TASK BRIEF.
Find and copy lines holding "Output".

SOURCE MATERIAL.
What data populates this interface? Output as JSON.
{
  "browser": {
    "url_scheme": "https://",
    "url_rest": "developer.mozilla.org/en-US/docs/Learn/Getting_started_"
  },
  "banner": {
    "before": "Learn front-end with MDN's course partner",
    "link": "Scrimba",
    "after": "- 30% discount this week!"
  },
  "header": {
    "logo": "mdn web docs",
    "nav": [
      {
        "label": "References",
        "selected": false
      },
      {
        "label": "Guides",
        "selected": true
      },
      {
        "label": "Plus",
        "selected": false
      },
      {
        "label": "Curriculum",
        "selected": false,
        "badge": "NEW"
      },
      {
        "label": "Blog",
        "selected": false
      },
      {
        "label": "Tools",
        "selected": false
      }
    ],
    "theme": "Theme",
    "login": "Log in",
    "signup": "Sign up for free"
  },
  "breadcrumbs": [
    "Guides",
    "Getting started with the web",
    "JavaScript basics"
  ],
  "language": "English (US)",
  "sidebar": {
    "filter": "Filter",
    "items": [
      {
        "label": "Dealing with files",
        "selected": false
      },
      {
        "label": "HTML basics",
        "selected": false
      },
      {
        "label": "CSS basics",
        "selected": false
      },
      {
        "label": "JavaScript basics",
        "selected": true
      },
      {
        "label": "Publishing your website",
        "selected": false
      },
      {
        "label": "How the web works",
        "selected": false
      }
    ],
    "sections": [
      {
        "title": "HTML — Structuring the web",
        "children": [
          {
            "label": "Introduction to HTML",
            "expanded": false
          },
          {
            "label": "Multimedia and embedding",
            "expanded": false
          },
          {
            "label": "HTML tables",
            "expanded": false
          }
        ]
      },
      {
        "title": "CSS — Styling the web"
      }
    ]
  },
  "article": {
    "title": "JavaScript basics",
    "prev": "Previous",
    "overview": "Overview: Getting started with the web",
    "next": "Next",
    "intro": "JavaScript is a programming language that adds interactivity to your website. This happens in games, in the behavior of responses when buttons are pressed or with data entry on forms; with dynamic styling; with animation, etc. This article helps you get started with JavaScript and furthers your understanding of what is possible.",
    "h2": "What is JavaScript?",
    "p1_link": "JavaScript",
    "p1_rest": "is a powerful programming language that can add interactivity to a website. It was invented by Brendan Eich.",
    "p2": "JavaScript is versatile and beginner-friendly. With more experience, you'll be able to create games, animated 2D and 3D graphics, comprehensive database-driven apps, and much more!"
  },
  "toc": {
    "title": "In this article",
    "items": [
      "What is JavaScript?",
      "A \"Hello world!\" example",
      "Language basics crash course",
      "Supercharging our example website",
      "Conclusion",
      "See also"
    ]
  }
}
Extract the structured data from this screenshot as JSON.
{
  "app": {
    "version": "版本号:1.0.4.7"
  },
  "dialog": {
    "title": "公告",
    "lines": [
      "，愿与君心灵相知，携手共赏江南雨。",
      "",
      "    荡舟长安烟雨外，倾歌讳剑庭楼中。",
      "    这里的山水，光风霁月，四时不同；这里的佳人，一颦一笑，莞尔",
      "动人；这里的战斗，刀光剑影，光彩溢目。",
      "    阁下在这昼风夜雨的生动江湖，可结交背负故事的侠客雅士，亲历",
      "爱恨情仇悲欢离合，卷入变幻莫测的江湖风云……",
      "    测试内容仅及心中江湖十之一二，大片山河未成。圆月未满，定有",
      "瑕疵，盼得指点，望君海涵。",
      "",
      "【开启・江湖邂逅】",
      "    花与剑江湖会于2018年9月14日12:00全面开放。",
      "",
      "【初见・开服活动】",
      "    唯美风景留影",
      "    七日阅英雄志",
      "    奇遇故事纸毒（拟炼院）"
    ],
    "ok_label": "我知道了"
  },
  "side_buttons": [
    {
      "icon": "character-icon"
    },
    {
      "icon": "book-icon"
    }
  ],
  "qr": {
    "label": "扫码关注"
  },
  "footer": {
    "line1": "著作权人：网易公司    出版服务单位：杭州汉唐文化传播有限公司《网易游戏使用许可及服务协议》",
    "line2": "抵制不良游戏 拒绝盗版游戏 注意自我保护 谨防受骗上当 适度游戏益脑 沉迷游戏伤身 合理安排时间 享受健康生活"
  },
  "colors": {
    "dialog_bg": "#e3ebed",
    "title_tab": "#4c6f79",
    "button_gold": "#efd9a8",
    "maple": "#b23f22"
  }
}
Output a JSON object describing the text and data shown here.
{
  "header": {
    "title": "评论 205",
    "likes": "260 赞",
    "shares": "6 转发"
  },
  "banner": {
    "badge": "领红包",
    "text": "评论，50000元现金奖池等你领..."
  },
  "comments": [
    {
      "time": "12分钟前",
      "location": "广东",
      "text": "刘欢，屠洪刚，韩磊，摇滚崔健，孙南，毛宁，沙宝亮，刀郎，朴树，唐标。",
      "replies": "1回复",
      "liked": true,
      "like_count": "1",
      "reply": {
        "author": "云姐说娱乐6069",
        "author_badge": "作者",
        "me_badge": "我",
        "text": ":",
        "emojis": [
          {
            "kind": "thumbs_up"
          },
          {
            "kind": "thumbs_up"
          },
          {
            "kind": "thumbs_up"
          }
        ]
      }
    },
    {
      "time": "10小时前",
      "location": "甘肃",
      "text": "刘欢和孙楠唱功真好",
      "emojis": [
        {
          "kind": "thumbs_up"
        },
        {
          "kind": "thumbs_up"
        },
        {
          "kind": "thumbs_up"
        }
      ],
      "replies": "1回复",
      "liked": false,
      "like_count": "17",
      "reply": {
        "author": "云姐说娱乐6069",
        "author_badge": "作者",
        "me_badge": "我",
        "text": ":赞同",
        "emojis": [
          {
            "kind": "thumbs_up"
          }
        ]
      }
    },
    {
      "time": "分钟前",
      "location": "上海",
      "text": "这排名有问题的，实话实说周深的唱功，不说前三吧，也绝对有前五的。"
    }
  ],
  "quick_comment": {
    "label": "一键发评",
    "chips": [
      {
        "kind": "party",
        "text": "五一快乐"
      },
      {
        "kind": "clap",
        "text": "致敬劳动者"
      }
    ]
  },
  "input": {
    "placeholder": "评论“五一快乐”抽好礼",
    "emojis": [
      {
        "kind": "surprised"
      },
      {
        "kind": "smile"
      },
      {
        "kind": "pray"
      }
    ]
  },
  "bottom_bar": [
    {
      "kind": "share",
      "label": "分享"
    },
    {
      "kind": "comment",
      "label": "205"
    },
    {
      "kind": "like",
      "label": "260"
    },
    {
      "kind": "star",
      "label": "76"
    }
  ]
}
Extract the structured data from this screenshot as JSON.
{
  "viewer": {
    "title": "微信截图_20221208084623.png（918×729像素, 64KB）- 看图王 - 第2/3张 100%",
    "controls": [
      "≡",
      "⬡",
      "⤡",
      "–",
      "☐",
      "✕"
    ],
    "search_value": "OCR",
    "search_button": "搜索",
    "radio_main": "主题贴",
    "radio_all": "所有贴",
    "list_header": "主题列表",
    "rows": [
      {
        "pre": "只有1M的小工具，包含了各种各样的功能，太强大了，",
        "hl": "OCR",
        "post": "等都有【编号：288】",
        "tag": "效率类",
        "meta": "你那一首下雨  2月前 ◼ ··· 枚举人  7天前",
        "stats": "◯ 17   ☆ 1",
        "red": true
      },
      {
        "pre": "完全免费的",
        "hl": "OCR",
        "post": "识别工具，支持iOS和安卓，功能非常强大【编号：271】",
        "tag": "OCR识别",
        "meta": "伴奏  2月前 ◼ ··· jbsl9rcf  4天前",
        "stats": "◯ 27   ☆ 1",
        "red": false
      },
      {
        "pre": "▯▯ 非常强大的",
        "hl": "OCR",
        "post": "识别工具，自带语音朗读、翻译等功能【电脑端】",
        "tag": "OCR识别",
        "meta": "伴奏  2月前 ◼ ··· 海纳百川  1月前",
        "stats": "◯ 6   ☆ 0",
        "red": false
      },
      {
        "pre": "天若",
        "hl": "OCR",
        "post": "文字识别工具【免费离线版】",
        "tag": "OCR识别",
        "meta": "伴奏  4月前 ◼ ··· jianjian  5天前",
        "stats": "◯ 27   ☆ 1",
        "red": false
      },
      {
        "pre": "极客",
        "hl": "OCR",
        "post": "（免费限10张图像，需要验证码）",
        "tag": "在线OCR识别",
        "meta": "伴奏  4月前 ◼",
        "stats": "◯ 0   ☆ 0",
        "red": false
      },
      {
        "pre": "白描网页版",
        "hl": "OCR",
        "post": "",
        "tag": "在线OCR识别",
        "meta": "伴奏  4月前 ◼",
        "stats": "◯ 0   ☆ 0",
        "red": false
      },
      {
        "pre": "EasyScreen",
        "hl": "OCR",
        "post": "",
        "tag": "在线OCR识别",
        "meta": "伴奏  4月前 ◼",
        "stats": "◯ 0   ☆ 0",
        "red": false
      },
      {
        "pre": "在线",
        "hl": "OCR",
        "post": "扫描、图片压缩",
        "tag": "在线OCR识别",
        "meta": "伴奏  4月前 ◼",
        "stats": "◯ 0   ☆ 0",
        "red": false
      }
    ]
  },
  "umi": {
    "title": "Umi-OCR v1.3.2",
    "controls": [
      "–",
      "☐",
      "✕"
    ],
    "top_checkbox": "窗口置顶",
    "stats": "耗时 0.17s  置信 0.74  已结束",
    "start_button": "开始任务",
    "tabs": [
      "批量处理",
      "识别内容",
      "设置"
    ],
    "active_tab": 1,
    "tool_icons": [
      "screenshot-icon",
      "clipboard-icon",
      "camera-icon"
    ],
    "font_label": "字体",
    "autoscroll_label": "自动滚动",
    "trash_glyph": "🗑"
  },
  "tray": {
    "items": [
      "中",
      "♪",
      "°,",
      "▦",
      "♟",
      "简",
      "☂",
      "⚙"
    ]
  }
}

RESULT FOR THIS TASK.
What data populates this interface? Output as JSON.
Output a JSON object describing the text and data shown here.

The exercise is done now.